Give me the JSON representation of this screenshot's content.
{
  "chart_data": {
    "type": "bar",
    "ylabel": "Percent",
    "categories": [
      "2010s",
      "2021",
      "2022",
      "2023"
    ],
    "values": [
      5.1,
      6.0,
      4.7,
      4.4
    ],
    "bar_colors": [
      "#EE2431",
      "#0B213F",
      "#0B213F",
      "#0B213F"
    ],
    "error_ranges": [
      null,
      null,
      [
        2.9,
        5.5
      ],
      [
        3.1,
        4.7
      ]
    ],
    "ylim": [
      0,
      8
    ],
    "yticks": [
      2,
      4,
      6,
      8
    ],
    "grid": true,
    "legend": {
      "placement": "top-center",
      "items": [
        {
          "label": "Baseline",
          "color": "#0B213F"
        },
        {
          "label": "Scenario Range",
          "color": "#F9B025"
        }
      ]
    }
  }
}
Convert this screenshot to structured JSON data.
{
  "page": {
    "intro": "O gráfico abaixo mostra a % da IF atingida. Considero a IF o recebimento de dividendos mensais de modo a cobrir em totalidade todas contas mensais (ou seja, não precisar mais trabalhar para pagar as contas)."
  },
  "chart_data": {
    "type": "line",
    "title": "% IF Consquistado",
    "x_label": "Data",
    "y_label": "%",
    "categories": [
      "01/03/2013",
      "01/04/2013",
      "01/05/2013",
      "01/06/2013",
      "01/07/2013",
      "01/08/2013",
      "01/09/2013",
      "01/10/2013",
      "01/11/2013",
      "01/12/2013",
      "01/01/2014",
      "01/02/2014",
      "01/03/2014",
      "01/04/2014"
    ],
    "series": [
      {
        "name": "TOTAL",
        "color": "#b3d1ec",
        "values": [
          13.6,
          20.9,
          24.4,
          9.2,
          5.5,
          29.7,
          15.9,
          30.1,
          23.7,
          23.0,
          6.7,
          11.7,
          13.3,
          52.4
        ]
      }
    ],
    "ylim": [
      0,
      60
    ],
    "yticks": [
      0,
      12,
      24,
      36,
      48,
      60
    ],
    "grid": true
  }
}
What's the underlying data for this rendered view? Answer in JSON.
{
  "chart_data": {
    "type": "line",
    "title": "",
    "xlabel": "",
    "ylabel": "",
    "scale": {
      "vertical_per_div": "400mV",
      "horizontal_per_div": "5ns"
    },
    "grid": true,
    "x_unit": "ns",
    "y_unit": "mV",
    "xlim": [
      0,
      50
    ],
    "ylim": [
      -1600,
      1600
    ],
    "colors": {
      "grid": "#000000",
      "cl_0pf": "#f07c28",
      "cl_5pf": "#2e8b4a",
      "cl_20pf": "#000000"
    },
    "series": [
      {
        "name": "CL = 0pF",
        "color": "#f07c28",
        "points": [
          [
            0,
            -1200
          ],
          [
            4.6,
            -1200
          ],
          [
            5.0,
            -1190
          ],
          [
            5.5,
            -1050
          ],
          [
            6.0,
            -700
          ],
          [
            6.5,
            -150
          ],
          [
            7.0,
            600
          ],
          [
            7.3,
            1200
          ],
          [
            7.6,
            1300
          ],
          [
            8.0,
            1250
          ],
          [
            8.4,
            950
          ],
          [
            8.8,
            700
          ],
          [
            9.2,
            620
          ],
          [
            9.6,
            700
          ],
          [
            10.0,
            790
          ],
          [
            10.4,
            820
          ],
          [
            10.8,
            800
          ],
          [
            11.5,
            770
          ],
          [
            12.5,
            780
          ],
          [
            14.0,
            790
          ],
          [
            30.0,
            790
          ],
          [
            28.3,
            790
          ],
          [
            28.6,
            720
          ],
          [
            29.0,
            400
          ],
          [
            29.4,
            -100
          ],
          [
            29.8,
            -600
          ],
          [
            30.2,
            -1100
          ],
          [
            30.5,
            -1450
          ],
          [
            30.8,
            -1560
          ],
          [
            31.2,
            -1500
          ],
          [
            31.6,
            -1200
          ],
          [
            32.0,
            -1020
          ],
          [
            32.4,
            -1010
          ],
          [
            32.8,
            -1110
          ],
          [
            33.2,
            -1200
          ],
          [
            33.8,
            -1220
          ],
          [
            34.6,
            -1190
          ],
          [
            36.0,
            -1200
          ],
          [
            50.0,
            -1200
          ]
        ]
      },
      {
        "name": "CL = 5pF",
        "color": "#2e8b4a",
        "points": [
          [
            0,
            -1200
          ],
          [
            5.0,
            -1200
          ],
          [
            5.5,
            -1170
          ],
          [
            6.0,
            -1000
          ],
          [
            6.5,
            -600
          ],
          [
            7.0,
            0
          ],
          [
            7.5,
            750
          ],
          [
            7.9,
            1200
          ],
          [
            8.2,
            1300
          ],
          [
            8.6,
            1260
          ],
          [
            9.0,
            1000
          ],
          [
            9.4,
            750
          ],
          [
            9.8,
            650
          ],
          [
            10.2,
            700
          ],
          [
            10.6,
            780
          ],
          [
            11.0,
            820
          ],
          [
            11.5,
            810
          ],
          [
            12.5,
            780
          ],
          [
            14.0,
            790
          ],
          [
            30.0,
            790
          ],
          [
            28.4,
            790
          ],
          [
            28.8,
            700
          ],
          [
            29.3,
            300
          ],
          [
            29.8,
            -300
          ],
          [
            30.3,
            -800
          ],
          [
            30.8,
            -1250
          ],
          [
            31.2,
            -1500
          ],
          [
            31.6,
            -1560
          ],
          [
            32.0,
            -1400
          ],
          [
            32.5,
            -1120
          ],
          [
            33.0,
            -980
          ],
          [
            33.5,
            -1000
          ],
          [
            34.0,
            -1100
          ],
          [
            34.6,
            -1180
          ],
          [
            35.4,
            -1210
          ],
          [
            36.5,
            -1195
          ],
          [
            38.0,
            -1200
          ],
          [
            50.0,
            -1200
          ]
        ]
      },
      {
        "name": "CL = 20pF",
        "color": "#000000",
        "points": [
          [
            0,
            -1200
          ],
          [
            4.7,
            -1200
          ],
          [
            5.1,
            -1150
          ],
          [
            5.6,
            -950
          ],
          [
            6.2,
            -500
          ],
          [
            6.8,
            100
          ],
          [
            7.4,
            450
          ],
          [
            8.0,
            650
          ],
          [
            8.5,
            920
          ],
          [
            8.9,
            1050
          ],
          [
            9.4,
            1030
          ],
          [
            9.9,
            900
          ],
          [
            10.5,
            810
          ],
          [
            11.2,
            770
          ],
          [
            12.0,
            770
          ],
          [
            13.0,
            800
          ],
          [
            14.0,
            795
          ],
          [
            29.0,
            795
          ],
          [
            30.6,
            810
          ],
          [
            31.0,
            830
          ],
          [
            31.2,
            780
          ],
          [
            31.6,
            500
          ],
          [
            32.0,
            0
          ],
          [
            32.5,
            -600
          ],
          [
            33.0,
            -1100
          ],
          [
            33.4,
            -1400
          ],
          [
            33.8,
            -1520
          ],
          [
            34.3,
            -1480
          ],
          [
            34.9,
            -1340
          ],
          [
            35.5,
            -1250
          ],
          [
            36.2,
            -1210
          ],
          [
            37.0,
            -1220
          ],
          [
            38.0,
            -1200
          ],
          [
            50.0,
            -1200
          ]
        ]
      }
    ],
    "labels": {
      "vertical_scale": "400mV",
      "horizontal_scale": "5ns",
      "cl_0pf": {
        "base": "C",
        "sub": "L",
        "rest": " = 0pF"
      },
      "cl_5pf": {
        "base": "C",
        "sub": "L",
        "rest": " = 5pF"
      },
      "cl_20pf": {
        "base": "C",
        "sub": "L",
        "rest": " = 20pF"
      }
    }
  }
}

**JOB:**
Transcribe the whole listing exactly.

**PROBLEM SOLUTION:**
Give me the JSON representation of this screenshot's content.
{
  "chart_data": {
    "type": "bar",
    "ylabel": "Percent",
    "categories": [
      "2010s",
      "2021",
      "2022",
      "2023"
    ],
    "values": [
      5.1,
      6.0,
      4.7,
      4.4
    ],
    "bar_colors": [
      "#EE2431",
      "#0B213F",
      "#0B213F",
      "#0B213F"
    ],
    "error_ranges": [
      null,
      null,
      [
        2.9,
        5.5
      ],
      [
        3.1,
        4.7
      ]
    ],
    "ylim": [
      0,
      8
    ],
    "yticks": [
      2,
      4,
      6,
      8
    ],
    "grid": true,
    "legend": {
      "placement": "top-center",
      "items": [
        {
          "label": "Baseline",
          "color": "#0B213F"
        },
        {
          "label": "Scenario Range",
          "color": "#F9B025"
        }
      ]
    }
  }
}
Convert this screenshot to structured JSON data.
{
  "page": {
    "intro": "O gráfico abaixo mostra a % da IF atingida. Considero a IF o recebimento de dividendos mensais de modo a cobrir em totalidade todas contas mensais (ou seja, não precisar mais trabalhar para pagar as contas)."
  },
  "chart_data": {
    "type": "line",
    "title": "% IF Consquistado",
    "x_label": "Data",
    "y_label": "%",
    "categories": [
      "01/03/2013",
      "01/04/2013",
      "01/05/2013",
      "01/06/2013",
      "01/07/2013",
      "01/08/2013",
      "01/09/2013",
      "01/10/2013",
      "01/11/2013",
      "01/12/2013",
      "01/01/2014",
      "01/02/2014",
      "01/03/2014",
      "01/04/2014"
    ],
    "series": [
      {
        "name": "TOTAL",
        "color": "#b3d1ec",
        "values": [
          13.6,
          20.9,
          24.4,
          9.2,
          5.5,
          29.7,
          15.9,
          30.1,
          23.7,
          23.0,
          6.7,
          11.7,
          13.3,
          52.4
        ]
      }
    ],
    "ylim": [
      0,
      60
    ],
    "yticks": [
      0,
      12,
      24,
      36,
      48,
      60
    ],
    "grid": true
  }
}
What's the underlying data for this rendered view? Answer in JSON.
{
  "chart_data": {
    "type": "line",
    "title": "",
    "xlabel": "",
    "ylabel": "",
    "scale": {
      "vertical_per_div": "400mV",
      "horizontal_per_div": "5ns"
    },
    "grid": true,
    "x_unit": "ns",
    "y_unit": "mV",
    "xlim": [
      0,
      50
    ],
    "ylim": [
      -1600,
      1600
    ],
    "colors": {
      "grid": "#000000",
      "cl_0pf": "#f07c28",
      "cl_5pf": "#2e8b4a",
      "cl_20pf": "#000000"
    },
    "series": [
      {
        "name": "CL = 0pF",
        "color": "#f07c28",
        "points": [
          [
            0,
            -1200
          ],
          [
            4.6,
            -1200
          ],
          [
            5.0,
            -1190
          ],
          [
            5.5,
            -1050
          ],
          [
            6.0,
            -700
          ],
          [
            6.5,
            -150
          ],
          [
            7.0,
            600
          ],
          [
            7.3,
            1200
          ],
          [
            7.6,
            1300
          ],
          [
            8.0,
            1250
          ],
          [
            8.4,
            950
          ],
          [
            8.8,
            700
          ],
          [
            9.2,
            620
          ],
          [
            9.6,
            700
          ],
          [
            10.0,
            790
          ],
          [
            10.4,
            820
          ],
          [
            10.8,
            800
          ],
          [
            11.5,
            770
          ],
          [
            12.5,
            780
          ],
          [
            14.0,
            790
          ],
          [
            30.0,
            790
          ],
          [
            28.3,
            790
          ],
          [
            28.6,
            720
          ],
          [
            29.0,
            400
          ],
          [
            29.4,
            -100
          ],
          [
            29.8,
            -600
          ],
          [
            30.2,
            -1100
          ],
          [
            30.5,
            -1450
          ],
          [
            30.8,
            -1560
          ],
          [
            31.2,
            -1500
          ],
          [
            31.6,
            -1200
          ],
          [
            32.0,
            -1020
          ],
          [
            32.4,
            -1010
          ],
          [
            32.8,
            -1110
          ],
          [
            33.2,
            -1200
          ],
          [
            33.8,
            -1220
          ],
          [
            34.6,
            -1190
          ],
          [
            36.0,
            -1200
          ],
          [
            50.0,
            -1200
          ]
        ]
      },
      {
        "name": "CL = 5pF",
        "color": "#2e8b4a",
        "points": [
          [
            0,
            -1200
          ],
          [
            5.0,
            -1200
          ],
          [
            5.5,
            -1170
          ],
          [
            6.0,
            -1000
          ],
          [
            6.5,
            -600
          ],
          [
            7.0,
            0
          ],
          [
            7.5,
            750
          ],
          [
            7.9,
            1200
          ],
          [
            8.2,
            1300
          ],
          [
            8.6,
            1260
          ],
          [
            9.0,
            1000
          ],
          [
            9.4,
            750
          ],
          [
            9.8,
            650
          ],
          [
            10.2,
            700
          ],
          [
            10.6,
            780
          ],
          [
            11.0,
            820
          ],
          [
            11.5,
            810
          ],
          [
            12.5,
            780
          ],
          [
            14.0,
            790
          ],
          [
            30.0,
            790
          ],
          [
            28.4,
            790
          ],
          [
            28.8,
            700
          ],
          [
            29.3,
            300
          ],
          [
            29.8,
            -300
          ],
          [
            30.3,
            -800
          ],
          [
            30.8,
            -1250
          ],
          [
            31.2,
            -1500
          ],
          [
            31.6,
            -1560
          ],
          [
            32.0,
            -1400
          ],
          [
            32.5,
            -1120
          ],
          [
            33.0,
            -980
          ],
          [
            33.5,
            -1000
          ],
          [
            34.0,
            -1100
          ],
          [
            34.6,
            -1180
          ],
          [
            35.4,
            -1210
          ],
          [
            36.5,
            -1195
          ],
          [
            38.0,
            -1200
          ],
          [
            50.0,
            -1200
          ]
        ]
      },
      {
        "name": "CL = 20pF",
        "color": "#000000",
        "points": [
          [
            0,
            -1200
          ],
          [
            4.7,
            -1200
          ],
          [
            5.1,
            -1150
          ],
          [
            5.6,
            -950
          ],
          [
            6.2,
            -500
          ],
          [
            6.8,
            100
          ],
          [
            7.4,
            450
          ],
          [
            8.0,
            650
          ],
          [
            8.5,
            920
          ],
          [
            8.9,
            1050
          ],
          [
            9.4,
            1030
          ],
          [
            9.9,
            900
          ],
          [
            10.5,
            810
          ],
          [
            11.2,
            770
          ],
          [
            12.0,
            770
          ],
          [
            13.0,
            800
          ],
          [
            14.0,
            795
          ],
          [
            29.0,
            795
          ],
          [
            30.6,
            810
          ],
          [
            31.0,
            830
          ],
          [
            31.2,
            780
          ],
          [
            31.6,
            500
          ],
          [
            32.0,
            0
          ],
          [
            32.5,
            -600
          ],
          [
            33.0,
            -1100
          ],
          [
            33.4,
            -1400
          ],
          [
            33.8,
            -1520
          ],
          [
            34.3,
            -1480
          ],
          [
            34.9,
            -1340
          ],
          [
            35.5,
            -1250
          ],
          [
            36.2,
            -1210
          ],
          [
            37.0,
            -1220
          ],
          [
            38.0,
            -1200
          ],
          [
            50.0,
            -1200
          ]
        ]
      }
    ],
    "labels": {
      "vertical_scale": "400mV",
      "horizontal_scale": "5ns",
      "cl_0pf": {
        "base": "C",
        "sub": "L",
        "rest": " = 0pF"
      },
      "cl_5pf": {
        "base": "C",
        "sub": "L",
        "rest": " = 5pF"
      },
      "cl_20pf": {
        "base": "C",
        "sub": "L",
        "rest": " = 20pF"
      }
    }
  }
}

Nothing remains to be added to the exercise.